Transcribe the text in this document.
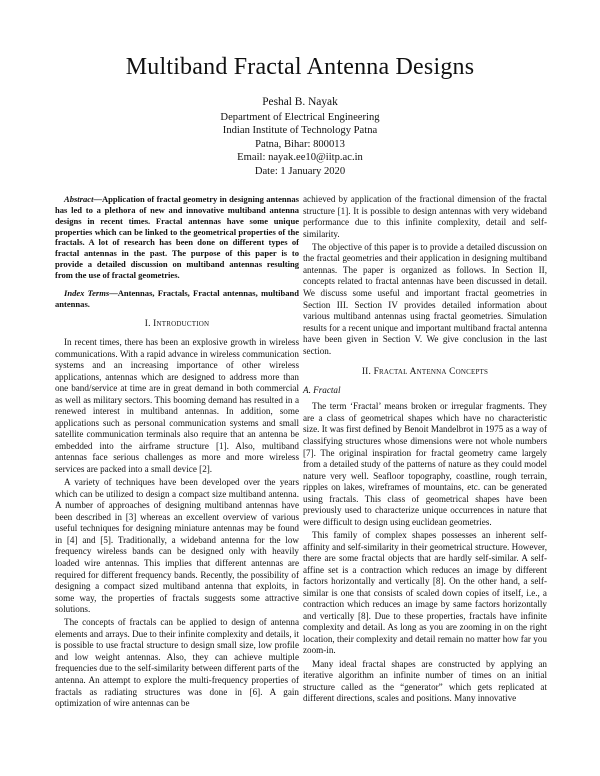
Multiband Fractal Antenna Designs
Peshal B. Nayak
Department of Electrical Engineering
Indian Institute of Technology Patna
Patna, Bihar: 800013
Email: nayak.ee10@iitp.ac.in
Date: 1 January 2020

Abstract—Application of fractal geometry in designing antennas has led to a plethora of new and innovative multiband antenna designs in recent times. Fractal antennas have some unique properties which can be linked to the geometrical properties of the fractals. A lot of research has been done on different types of fractal antennas in the past. The purpose of this paper is to provide a detailed discussion on multiband antennas resulting from the use of fractal geometries.

Index Terms—Antennas, Fractals, Fractal antennas, multiband antennas.

I. Introduction

In recent times, there has been an explosive growth in wireless communications. With a rapid advance in wireless communication systems and an increasing importance of other wireless applications, antennas which are designed to address more than one band/service at time are in great demand in both commercial as well as military sectors. This booming demand has resulted in a renewed interest in multiband antennas. In addition, some applications such as personal communication systems and small satellite communication terminals also require that an antenna be embedded into the airframe structure [1]. Also, multiband antennas face serious challenges as more and more wireless services are packed into a small device [2].

A variety of techniques have been developed over the years which can be utilized to design a compact size multiband antenna. A number of approaches of designing multiband antennas have been described in [3] whereas an excellent overview of various useful techniques for designing miniature antennas may be found in [4] and [5]. Traditionally, a wideband antenna for the low frequency wireless bands can be designed only with heavily loaded wire antennas. This implies that different antennas are required for different frequency bands. Recently, the possibility of designing a compact sized multiband antenna that exploits, in some way, the properties of fractals suggests some attractive solutions.

The concepts of fractals can be applied to design of antenna elements and arrays. Due to their infinite complexity and details, it is possible to use fractal structure to design small size, low profile and low weight antennas. Also, they can achieve multiple frequencies due to the self-similarity between different parts of the antenna. An attempt to explore the multi-frequency properties of fractals as radiating structures was done in [6]. A gain optimization of wire antennas can be

achieved by application of the fractional dimension of the fractal structure [1]. It is possible to design antennas with very wideband performance due to this infinite complexity, detail and self-similarity.

The objective of this paper is to provide a detailed discussion on the fractal geometries and their application in designing multiband antennas. The paper is organized as follows. In Section II, concepts related to fractal antennas have been discussed in detail. We discuss some useful and important fractal geometries in Section III. Section IV provides detailed information about various multiband antennas using fractal geometries. Simulation results for a recent unique and important multiband fractal antenna have been given in Section V. We give conclusion in the last section.

II. Fractal Antenna Concepts
A. Fractal

The term ‘Fractal’ means broken or irregular fragments. They are a class of geometrical shapes which have no characteristic size. It was first defined by Benoit Mandelbrot in 1975 as a way of classifying structures whose dimensions were not whole numbers [7]. The original inspiration for fractal geometry came largely from a detailed study of the patterns of nature as they could model nature very well. Seafloor topography, coastline, rough terrain, ripples on lakes, wireframes of mountains, etc. can be generated using fractals. This class of geometrical shapes have been previously used to characterize unique occurrences in nature that were difficult to design using euclidean geometries.

This family of complex shapes possesses an inherent self-affinity and self-similarity in their geometrical structure. However, there are some fractal objects that are hardly self-similar. A self-affine set is a contraction which reduces an image by different factors horizontally and vertically [8]. On the other hand, a self-similar is one that consists of scaled down copies of itself, i.e., a contraction which reduces an image by same factors horizontally and vertically [8]. Due to these properties, fractals have infinite complexity and detail. As long as you are zooming in on the right location, their complexity and detail remain no matter how far you zoom-in.

Many ideal fractal shapes are constructed by applying an iterative algorithm an infinite number of times on an initial structure called as the “generator” which gets replicated at different directions, scales and positions. Many innovative
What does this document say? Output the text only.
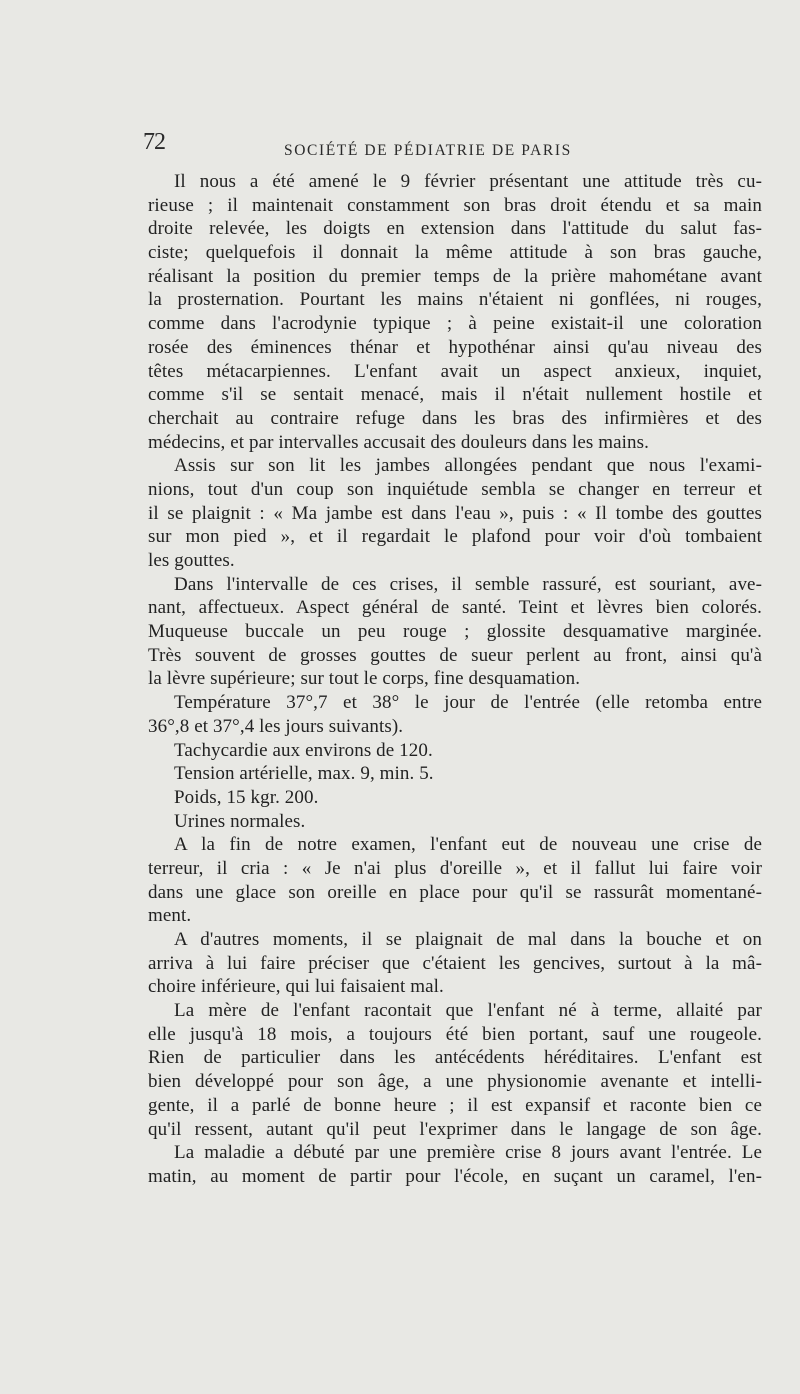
72	SOCIÉTÉ DE PÉDIATRIE DE PARIS
Il nous a été amené le 9 février présentant une attitude très cu-
rieuse ; il maintenait constamment son bras droit étendu et sa main
droite relevée, les doigts en extension dans l'attitude du salut fas-
ciste; quelquefois il donnait la même attitude à son bras gauche,
réalisant la position du premier temps de la prière mahométane avant
la prosternation. Pourtant les mains n'étaient ni gonflées, ni rouges,
comme dans l'acrodynie typique ; à peine existait-il une coloration
rosée des éminences thénar et hypothénar ainsi qu'au niveau des
têtes métacarpiennes. L'enfant avait un aspect anxieux, inquiet,
comme s'il se sentait menacé, mais il n'était nullement hostile et
cherchait au contraire refuge dans les bras des infirmières et des
médecins, et par intervalles accusait des douleurs dans les mains.
Assis sur son lit les jambes allongées pendant que nous l'exami-
nions, tout d'un coup son inquiétude sembla se changer en terreur et
il se plaignit : « Ma jambe est dans l'eau », puis : « Il tombe des gouttes
sur mon pied », et il regardait le plafond pour voir d'où tombaient
les gouttes.
Dans l'intervalle de ces crises, il semble rassuré, est souriant, ave-
nant, affectueux. Aspect général de santé. Teint et lèvres bien colorés.
Muqueuse buccale un peu rouge ; glossite desquamative marginée.
Très souvent de grosses gouttes de sueur perlent au front, ainsi qu'à
la lèvre supérieure; sur tout le corps, fine desquamation.
Température 37°,7 et 38° le jour de l'entrée (elle retomba entre
36°,8 et 37°,4 les jours suivants).
Tachycardie aux environs de 120.
Tension artérielle, max. 9, min. 5.
Poids, 15 kgr. 200.
Urines normales.
A la fin de notre examen, l'enfant eut de nouveau une crise de
terreur, il cria : « Je n'ai plus d'oreille », et il fallut lui faire voir
dans une glace son oreille en place pour qu'il se rassurât momentané-
ment.
A d'autres moments, il se plaignait de mal dans la bouche et on
arriva à lui faire préciser que c'étaient les gencives, surtout à la mâ-
choire inférieure, qui lui faisaient mal.
La mère de l'enfant racontait que l'enfant né à terme, allaité par
elle jusqu'à 18 mois, a toujours été bien portant, sauf une rougeole.
Rien de particulier dans les antécédents héréditaires. L'enfant est
bien développé pour son âge, a une physionomie avenante et intelli-
gente, il a parlé de bonne heure ; il est expansif et raconte bien ce
qu'il ressent, autant qu'il peut l'exprimer dans le langage de son âge.
La maladie a débuté par une première crise 8 jours avant l'entrée. Le
matin, au moment de partir pour l'école, en suçant un caramel, l'en-
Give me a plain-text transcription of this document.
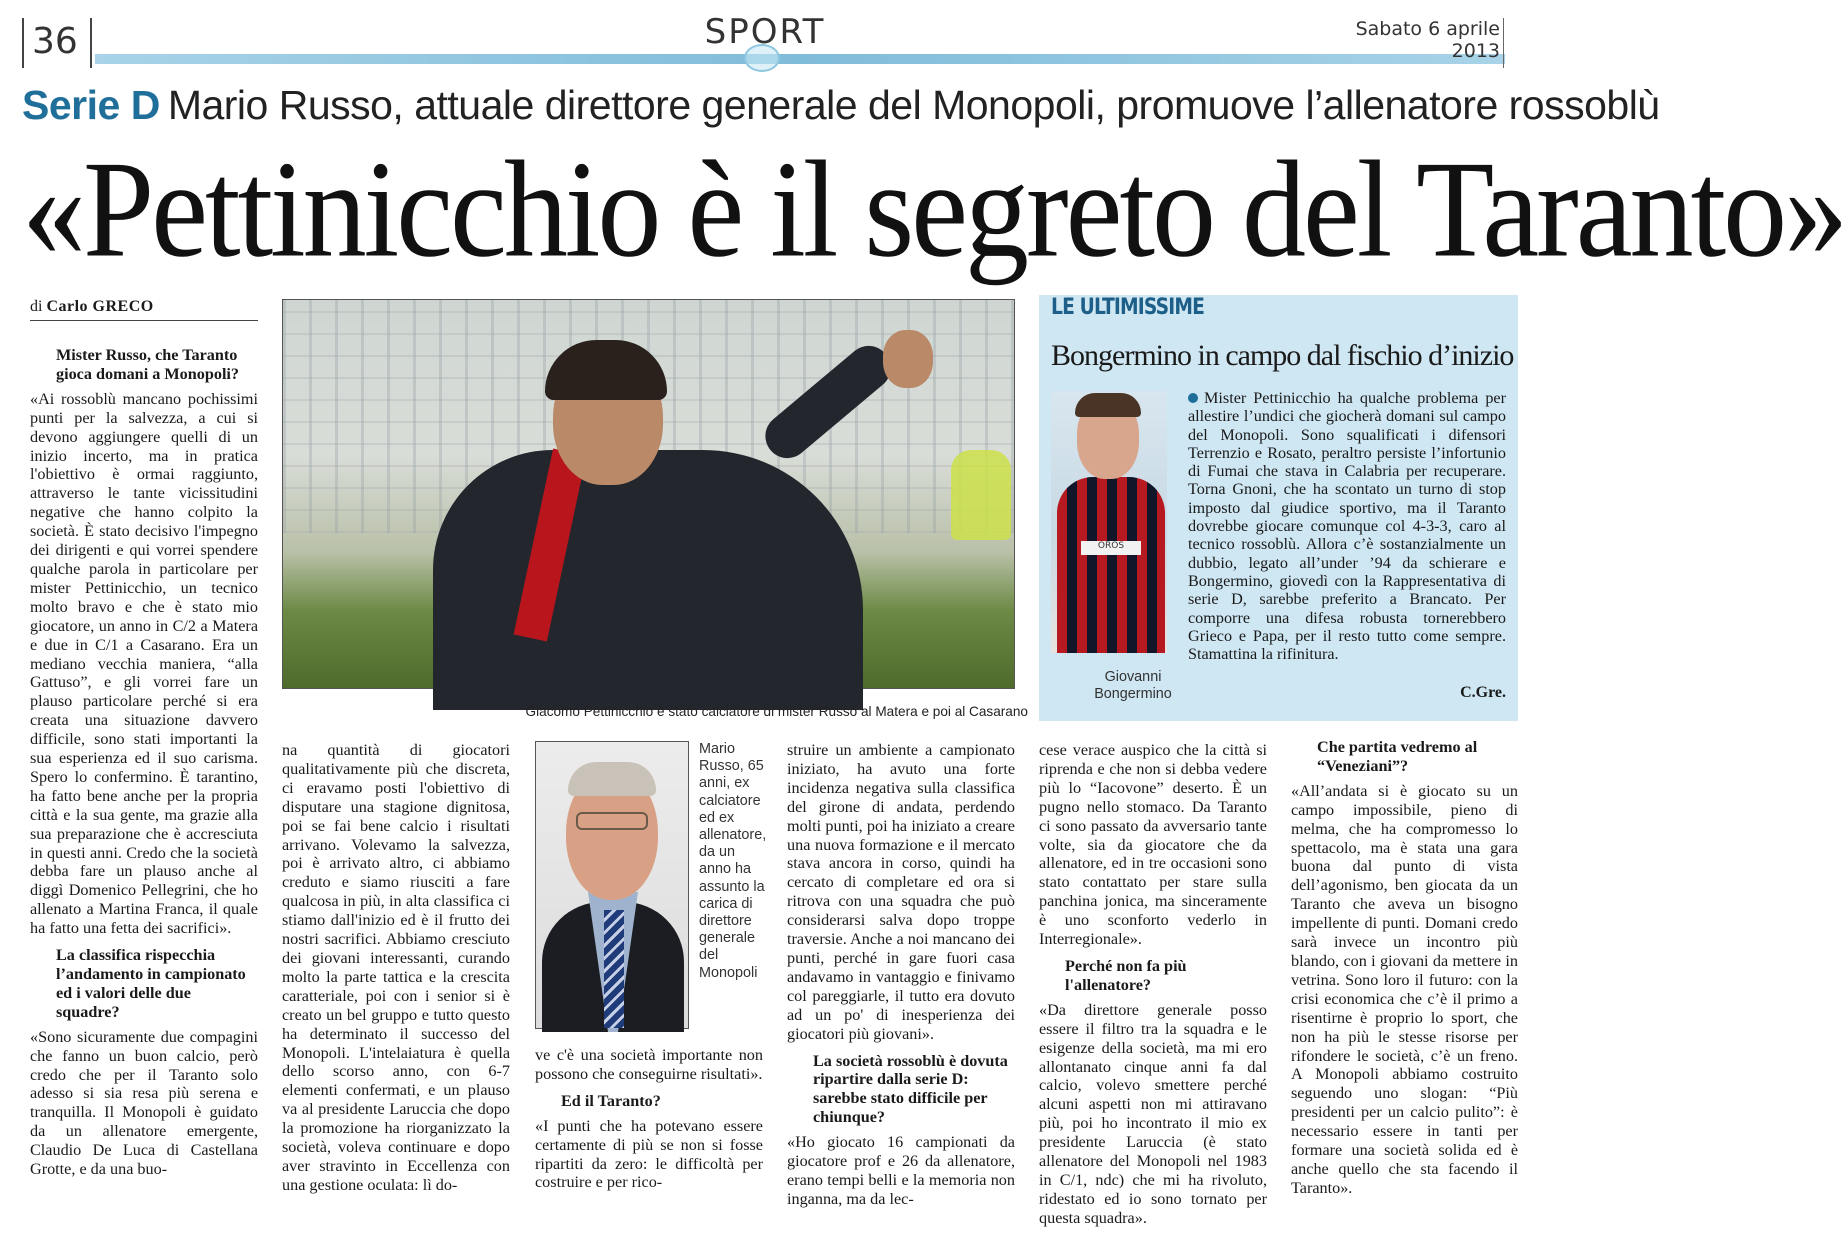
36	SPORT	Sabato 6 aprile
2013
Serie D Mario Russo, attuale direttore generale del Monopoli, promuove l’allenatore rossoblù
«Pettinicchio è il segreto del Taranto»
di Carlo GRECO

Mister Russo, che Taranto gioca domani a Monopoli?

«Ai rossoblù mancano pochissimi punti per la salvezza, a cui si devono aggiungere quelli di un inizio incerto, ma in pratica l'obiettivo è ormai raggiunto, attraverso le tante vicissitudini negative che hanno colpito la società. È stato decisivo l'impegno dei dirigenti e qui vorrei spendere qualche parola in particolare per mister Pettinicchio, un tecnico molto bravo e che è stato mio giocatore, un anno in C/2 a Matera e due in C/1 a Casarano. Era un mediano vecchia maniera, “alla Gattuso”, e gli vorrei fare un plauso particolare perché si era creata una situazione davvero difficile, sono stati importanti la sua esperienza ed il suo carisma. Spero lo confermino. È tarantino, ha fatto bene anche per la propria città e la sua gente, ma grazie alla sua preparazione che è accresciuta in questi anni. Credo che la società debba fare un plauso anche al diggì Domenico Pellegrini, che ho allenato a Martina Franca, il quale ha fatto una fetta dei sacrifici».

La classifica rispecchia l’andamento in campionato ed i valori delle due squadre?

«Sono sicuramente due compagini che fanno un buon calcio, però credo che per il Taranto solo adesso si sia resa più serena e tranquilla. Il Monopoli è guidato da un allenatore emergente, Claudio De Luca di Castellana Grotte, e da una buo-

Giacomo Pettinicchio è stato calciatore di mister Russo al Matera e poi al Casarano

na quantità di giocatori qualitativamente più che discreta, ci eravamo posti l'obiettivo di disputare una stagione dignitosa, poi se fai bene calcio i risultati arrivano. Volevamo la salvezza, poi è arrivato altro, ci abbiamo creduto e siamo riusciti a fare qualcosa in più, in alta classifica ci stiamo dall'inizio ed è il frutto dei nostri sacrifici. Abbiamo cresciuto dei giovani interessanti, curando molto la parte tattica e la crescita caratteriale, poi con i senior si è creato un bel gruppo e tutto questo ha determinato il successo del Monopoli. L'intelaiatura è quella dello scorso anno, con 6-7 elementi confermati, e un plauso va al presidente Laruccia che dopo la promozione ha riorganizzato la società, voleva continuare e dopo aver stravinto in Eccellenza con una gestione oculata: lì do-

Mario Russo, 65 anni, ex calciatore ed ex allenatore, da un anno ha assunto la carica di direttore generale del Monopoli

ve c'è una società importante non possono che conseguirne risultati».

Ed il Taranto?

«I punti che ha potevano essere certamente di più se non si fosse ripartiti da zero: le difficoltà per costruire e per rico-

struire un ambiente a campionato iniziato, ha avuto una forte incidenza negativa sulla classifica del girone di andata, perdendo molti punti, poi ha iniziato a creare una nuova formazione e il mercato stava ancora in corso, quindi ha cercato di completare ed ora si ritrova con una squadra che può considerarsi salva dopo troppe traversie. Anche a noi mancano dei punti, perché in gare fuori casa andavamo in vantaggio e finivamo col pareggiarle, il tutto era dovuto ad un po' di inesperienza dei giocatori più giovani».

La società rossoblù è dovuta ripartire dalla serie D: sarebbe stato difficile per chiunque?

«Ho giocato 16 campionati da giocatore prof e 26 da allenatore, erano tempi belli e la memoria non inganna, ma da lec-

cese verace auspico che la città si riprenda e che non si debba vedere più lo “Iacovone” deserto. È un pugno nello stomaco. Da Taranto ci sono passato da avversario tante volte, sia da giocatore che da allenatore, ed in tre occasioni sono stato contattato per stare sulla panchina jonica, ma sinceramente è uno sconforto vederlo in Interregionale».

Perché non fa più l'allenatore?

«Da direttore generale posso essere il filtro tra la squadra e le esigenze della società, ma mi ero allontanato cinque anni fa dal calcio, volevo smettere perché alcuni aspetti non mi attiravano più, poi ho incontrato il mio ex presidente Laruccia (è stato allenatore del Monopoli nel 1983 in C/1, ndc) che mi ha rivoluto, ridestato ed io sono tornato per questa squadra».

Che partita vedremo al “Veneziani”?

«All’andata si è giocato su un campo impossibile, pieno di melma, che ha compromesso lo spettacolo, ma è stata una gara buona dal punto di vista dell’agonismo, ben giocata da un Taranto che aveva un bisogno impellente di punti. Domani credo sarà invece un incontro più blando, con i giovani da mettere in vetrina. Sono loro il futuro: con la crisi economica che c’è il primo a risentirne è proprio lo sport, che non ha più le stesse risorse per rifondere le società, c’è un freno. A Monopoli abbiamo costruito seguendo uno slogan: “Più presidenti per un calcio pulito”: è necessario essere in tanti per formare una società solida ed è anche quello che sta facendo il Taranto».

LE ULTIMISSIME
Bongermino in campo dal fischio d’inizio
OROS
Giovanni
Bongermino
Mister Pettinicchio ha qualche problema per allestire l’undici che giocherà domani sul campo del Monopoli. Sono squalificati i difensori Terrenzio e Rosato, peraltro persiste l’infortunio di Fumai che stava in Calabria per recuperare. Torna Gnoni, che ha scontato un turno di stop imposto dal giudice sportivo, ma il Taranto dovrebbe giocare comunque col 4-3-3, caro al tecnico rossoblù. Allora c’è sostanzialmente un dubbio, legato all’under ’94 da schierare e Bongermino, giovedì con la Rappresentativa di serie D, sarebbe preferito a Brancato. Per comporre una difesa robusta tornerebbero Grieco e Papa, per il resto tutto come sempre. Stamattina la rifinitura.
C.Gre.
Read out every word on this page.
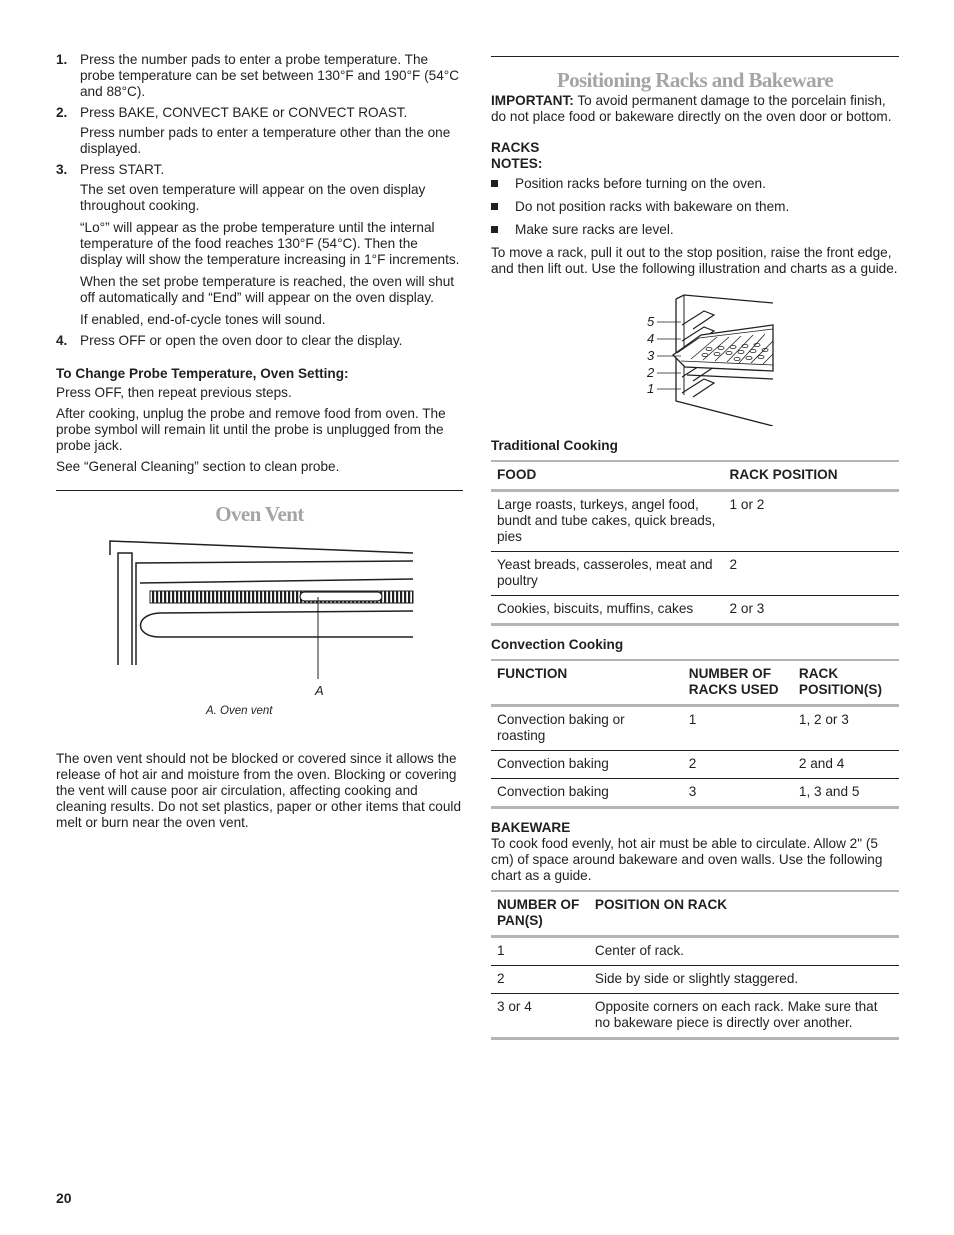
1. Press the number pads to enter a probe temperature. The probe temperature can be set between 130°F and 190°F (54°C and 88°C).

2. Press BAKE, CONVECT BAKE or CONVECT ROAST.

Press number pads to enter a temperature other than the one displayed.

3. Press START.

The set oven temperature will appear on the oven display throughout cooking.

“Lo°” will appear as the probe temperature until the internal temperature of the food reaches 130°F (54°C). Then the display will show the temperature increasing in 1°F increments.

When the set probe temperature is reached, the oven will shut off automatically and “End” will appear on the oven display.

If enabled, end-of-cycle tones will sound.

4. Press OFF or open the oven door to clear the display.

To Change Probe Temperature, Oven Setting:

Press OFF, then repeat previous steps.

After cooking, unplug the probe and remove food from oven. The probe symbol will remain lit until the probe is unplugged from the probe jack.

See “General Cleaning” section to clean probe.

Oven Vent
A
A. Oven vent

The oven vent should not be blocked or covered since it allows the release of hot air and moisture from the oven. Blocking or covering the vent will cause poor air circulation, affecting cooking and cleaning results. Do not set plastics, paper or other items that could melt or burn near the oven vent.

Positioning Racks and Bakeware

IMPORTANT: To avoid permanent damage to the porcelain finish, do not place food or bakeware directly on the oven door or bottom.

RACKS

NOTES:

Position racks before turning on the oven.
Do not position racks with bakeware on them.
Make sure racks are level.

To move a rack, pull it out to the stop position, raise the front edge, and then lift out. Use the following illustration and charts as a guide.

5
4
3
2
1
Traditional Cooking
FOOD	RACK POSITION
Large roasts, turkeys, angel food, bundt and tube cakes, quick breads, pies	1 or 2
Yeast breads, casseroles, meat and poultry	2
Cookies, biscuits, muffins, cakes	2 or 3
Convection Cooking
FUNCTION	NUMBER OF RACKS USED	RACK POSITION(S)
Convection baking or roasting	1	1, 2 or 3
Convection baking	2	2 and 4
Convection baking	3	1, 3 and 5
BAKEWARE

To cook food evenly, hot air must be able to circulate. Allow 2" (5 cm) of space around bakeware and oven walls. Use the following chart as a guide.

NUMBER OF PAN(S)	POSITION ON RACK
1	Center of rack.
2	Side by side or slightly staggered.
3 or 4	Opposite corners on each rack. Make sure that no bakeware piece is directly over another.
20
◆ ◆ ◆ ◆
Given problem
Find and copy every line in the entries above where the string "designing" occurs.

Complete response
Abstract—Application of fractal geometry in designing antennas has led to a plethora of new and innovative multiband antenna designs in recent times. Fractal antennas have some unique properties which can be linked to the geometrical properties of the fractals. A lot of research has been done on different types of fractal antennas in the past. The purpose of this paper is to provide a detailed discussion on multiband antennas resulting from the use of fractal geometries.
A variety of techniques have been developed over the years which can be utilized to design a compact size multiband antenna. A number of approaches of designing multiband antennas have been described in [3] whereas an excellent overview of various useful techniques for designing miniature antennas may be found in [4] and [5]. Traditionally, a wideband antenna for the low frequency wireless bands can be designed only with heavily loaded wire antennas. This implies that different antennas are required for different frequency bands. Recently, the possibility of designing a compact sized multiband antenna that exploits, in some way, the properties of fractals suggests some attractive solutions.
The objective of this paper is to provide a detailed discussion on the fractal geometries and their application in designing multiband antennas. The paper is organized as follows. In Section II, concepts related to fractal antennas have been discussed in detail. We discuss some useful and important fractal geometries in Section III. Section IV provides detailed information about various multiband antennas using fractal geometries. Simulation results for a recent unique and important multiband fractal antenna have been given in Section V. We give conclusion in the last section.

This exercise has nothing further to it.